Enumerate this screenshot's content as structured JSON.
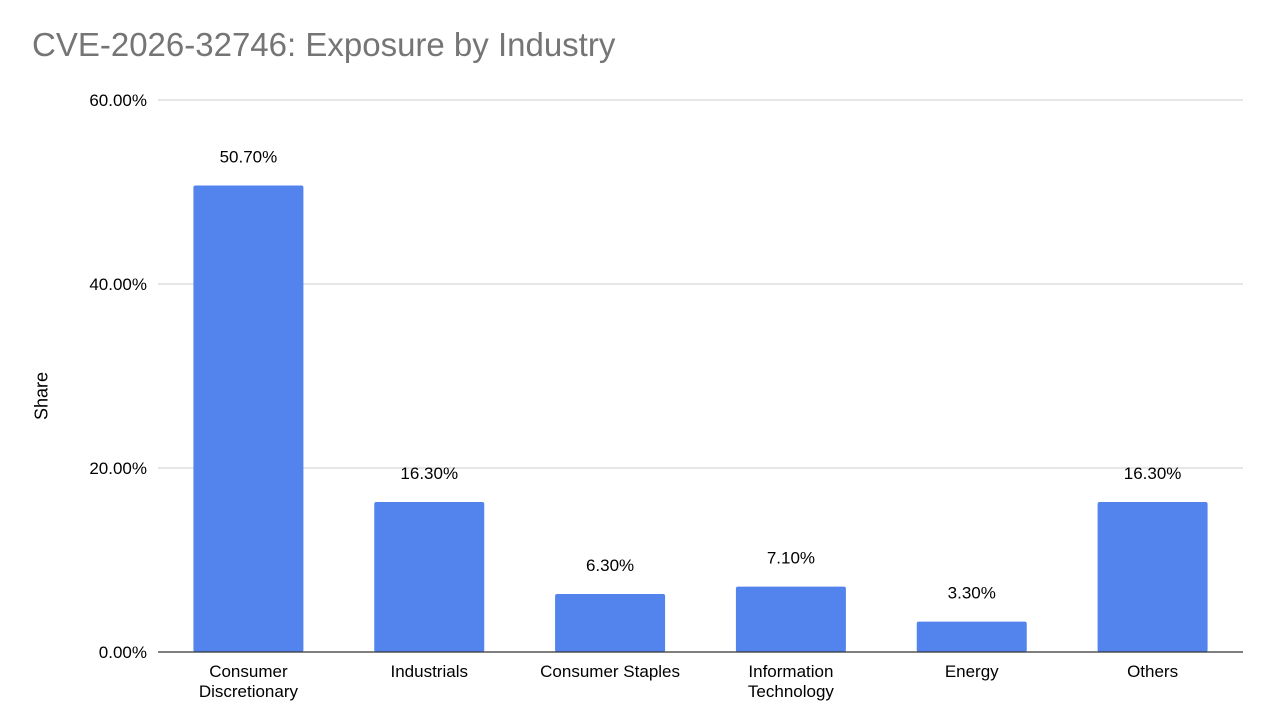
{
  "chart_data": {
    "type": "bar",
    "title": "CVE-2026-32746: Exposure by Industry",
    "xlabel": "",
    "ylabel": "Share",
    "categories": [
      [
        "Consumer",
        "Discretionary"
      ],
      [
        "Industrials"
      ],
      [
        "Consumer Staples"
      ],
      [
        "Information",
        "Technology"
      ],
      [
        "Energy"
      ],
      [
        "Others"
      ]
    ],
    "values": [
      50.7,
      16.3,
      6.3,
      7.1,
      3.3,
      16.3
    ],
    "data_labels": [
      "50.70%",
      "16.30%",
      "6.30%",
      "7.10%",
      "3.30%",
      "16.30%"
    ],
    "ylim": [
      0,
      60
    ],
    "yticks": [
      0,
      20,
      40,
      60
    ],
    "ytick_labels": [
      "0.00%",
      "20.00%",
      "40.00%",
      "60.00%"
    ],
    "grid": true,
    "legend": "none",
    "colors": {
      "bar": "#5384ED",
      "grid": "#CCCCCC",
      "axis": "#333333",
      "title": "#757575",
      "text": "#000000"
    }
  }
}
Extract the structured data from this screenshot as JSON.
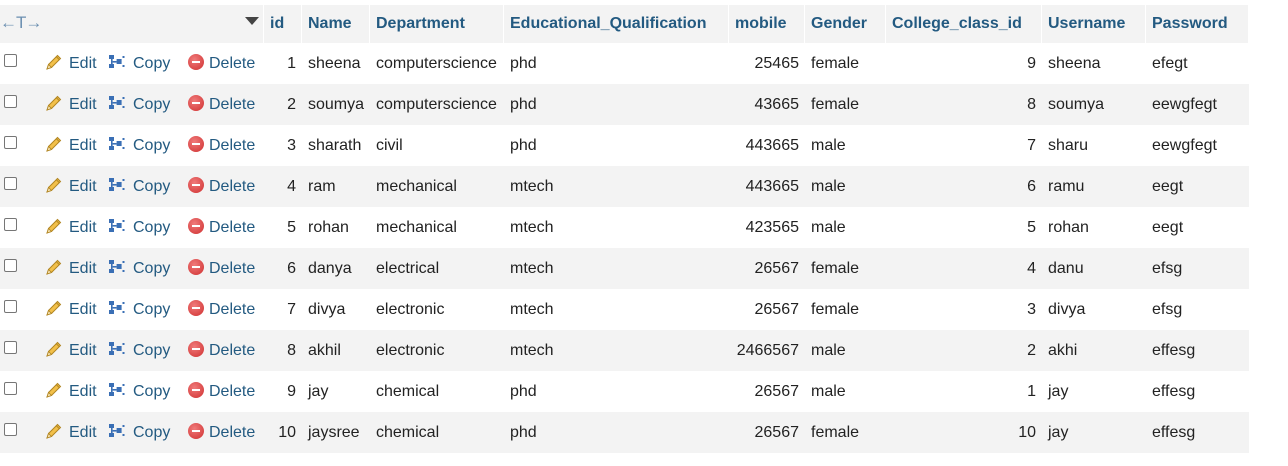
{
  "header": {
    "nav_arrows": "←T→",
    "columns": [
      "id",
      "Name",
      "Department",
      "Educational_Qualification",
      "mobile",
      "Gender",
      "College_class_id",
      "Username",
      "Password"
    ]
  },
  "actions": {
    "edit": "Edit",
    "copy": "Copy",
    "delete": "Delete"
  },
  "icons": {
    "edit": "pencil-icon",
    "copy": "copy-icon",
    "delete": "delete-icon"
  },
  "colors": {
    "link": "#235a81",
    "row_even": "#f3f3f3",
    "row_odd": "#ffffff",
    "delete_icon": "#cf3030"
  },
  "rows": [
    {
      "id": "1",
      "name": "sheena",
      "department": "computerscience",
      "qualification": "phd",
      "mobile": "25465",
      "gender": "female",
      "college_class_id": "9",
      "username": "sheena",
      "password": "efegt"
    },
    {
      "id": "2",
      "name": "soumya",
      "department": "computerscience",
      "qualification": "phd",
      "mobile": "43665",
      "gender": "female",
      "college_class_id": "8",
      "username": "soumya",
      "password": "eewgfegt"
    },
    {
      "id": "3",
      "name": "sharath",
      "department": "civil",
      "qualification": "phd",
      "mobile": "443665",
      "gender": "male",
      "college_class_id": "7",
      "username": "sharu",
      "password": "eewgfegt"
    },
    {
      "id": "4",
      "name": "ram",
      "department": "mechanical",
      "qualification": "mtech",
      "mobile": "443665",
      "gender": "male",
      "college_class_id": "6",
      "username": "ramu",
      "password": "eegt"
    },
    {
      "id": "5",
      "name": "rohan",
      "department": "mechanical",
      "qualification": "mtech",
      "mobile": "423565",
      "gender": "male",
      "college_class_id": "5",
      "username": "rohan",
      "password": "eegt"
    },
    {
      "id": "6",
      "name": "danya",
      "department": "electrical",
      "qualification": "mtech",
      "mobile": "26567",
      "gender": "female",
      "college_class_id": "4",
      "username": "danu",
      "password": "efsg"
    },
    {
      "id": "7",
      "name": "divya",
      "department": "electronic",
      "qualification": "mtech",
      "mobile": "26567",
      "gender": "female",
      "college_class_id": "3",
      "username": "divya",
      "password": "efsg"
    },
    {
      "id": "8",
      "name": "akhil",
      "department": "electronic",
      "qualification": "mtech",
      "mobile": "2466567",
      "gender": "male",
      "college_class_id": "2",
      "username": "akhi",
      "password": "effesg"
    },
    {
      "id": "9",
      "name": "jay",
      "department": "chemical",
      "qualification": "phd",
      "mobile": "26567",
      "gender": "male",
      "college_class_id": "1",
      "username": "jay",
      "password": "effesg"
    },
    {
      "id": "10",
      "name": "jaysree",
      "department": "chemical",
      "qualification": "phd",
      "mobile": "26567",
      "gender": "female",
      "college_class_id": "10",
      "username": "jay",
      "password": "effesg"
    }
  ]
}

========

## [EXERCISE GOAL]
Pictures don't belong in the copy. Transcribe every record exactly as it appears.

## [REPLY TO THE EXERCISE]
Enumerate this screenshot's content as structured JSON.
{
  "chart_data": {
    "type": "bar",
    "title": "CVE-2026-32746: Exposure by Industry",
    "xlabel": "",
    "ylabel": "Share",
    "categories": [
      [
        "Consumer",
        "Discretionary"
      ],
      [
        "Industrials"
      ],
      [
        "Consumer Staples"
      ],
      [
        "Information",
        "Technology"
      ],
      [
        "Energy"
      ],
      [
        "Others"
      ]
    ],
    "values": [
      50.7,
      16.3,
      6.3,
      7.1,
      3.3,
      16.3
    ],
    "data_labels": [
      "50.70%",
      "16.30%",
      "6.30%",
      "7.10%",
      "3.30%",
      "16.30%"
    ],
    "ylim": [
      0,
      60
    ],
    "yticks": [
      0,
      20,
      40,
      60
    ],
    "ytick_labels": [
      "0.00%",
      "20.00%",
      "40.00%",
      "60.00%"
    ],
    "grid": true,
    "legend": "none",
    "colors": {
      "bar": "#5384ED",
      "grid": "#CCCCCC",
      "axis": "#333333",
      "title": "#757575",
      "text": "#000000"
    }
  }
}
Extract the structured data from this screenshot as JSON.
{
  "header": {
    "nav_arrows": "←T→",
    "columns": [
      "id",
      "Name",
      "Department",
      "Educational_Qualification",
      "mobile",
      "Gender",
      "College_class_id",
      "Username",
      "Password"
    ]
  },
  "actions": {
    "edit": "Edit",
    "copy": "Copy",
    "delete": "Delete"
  },
  "icons": {
    "edit": "pencil-icon",
    "copy": "copy-icon",
    "delete": "delete-icon"
  },
  "colors": {
    "link": "#235a81",
    "row_even": "#f3f3f3",
    "row_odd": "#ffffff",
    "delete_icon": "#cf3030"
  },
  "rows": [
    {
      "id": "1",
      "name": "sheena",
      "department": "computerscience",
      "qualification": "phd",
      "mobile": "25465",
      "gender": "female",
      "college_class_id": "9",
      "username": "sheena",
      "password": "efegt"
    },
    {
      "id": "2",
      "name": "soumya",
      "department": "computerscience",
      "qualification": "phd",
      "mobile": "43665",
      "gender": "female",
      "college_class_id": "8",
      "username": "soumya",
      "password": "eewgfegt"
    },
    {
      "id": "3",
      "name": "sharath",
      "department": "civil",
      "qualification": "phd",
      "mobile": "443665",
      "gender": "male",
      "college_class_id": "7",
      "username": "sharu",
      "password": "eewgfegt"
    },
    {
      "id": "4",
      "name": "ram",
      "department": "mechanical",
      "qualification": "mtech",
      "mobile": "443665",
      "gender": "male",
      "college_class_id": "6",
      "username": "ramu",
      "password": "eegt"
    },
    {
      "id": "5",
      "name": "rohan",
      "department": "mechanical",
      "qualification": "mtech",
      "mobile": "423565",
      "gender": "male",
      "college_class_id": "5",
      "username": "rohan",
      "password": "eegt"
    },
    {
      "id": "6",
      "name": "danya",
      "department": "electrical",
      "qualification": "mtech",
      "mobile": "26567",
      "gender": "female",
      "college_class_id": "4",
      "username": "danu",
      "password": "efsg"
    },
    {
      "id": "7",
      "name": "divya",
      "department": "electronic",
      "qualification": "mtech",
      "mobile": "26567",
      "gender": "female",
      "college_class_id": "3",
      "username": "divya",
      "password": "efsg"
    },
    {
      "id": "8",
      "name": "akhil",
      "department": "electronic",
      "qualification": "mtech",
      "mobile": "2466567",
      "gender": "male",
      "college_class_id": "2",
      "username": "akhi",
      "password": "effesg"
    },
    {
      "id": "9",
      "name": "jay",
      "department": "chemical",
      "qualification": "phd",
      "mobile": "26567",
      "gender": "male",
      "college_class_id": "1",
      "username": "jay",
      "password": "effesg"
    },
    {
      "id": "10",
      "name": "jaysree",
      "department": "chemical",
      "qualification": "phd",
      "mobile": "26567",
      "gender": "female",
      "college_class_id": "10",
      "username": "jay",
      "password": "effesg"
    }
  ]
}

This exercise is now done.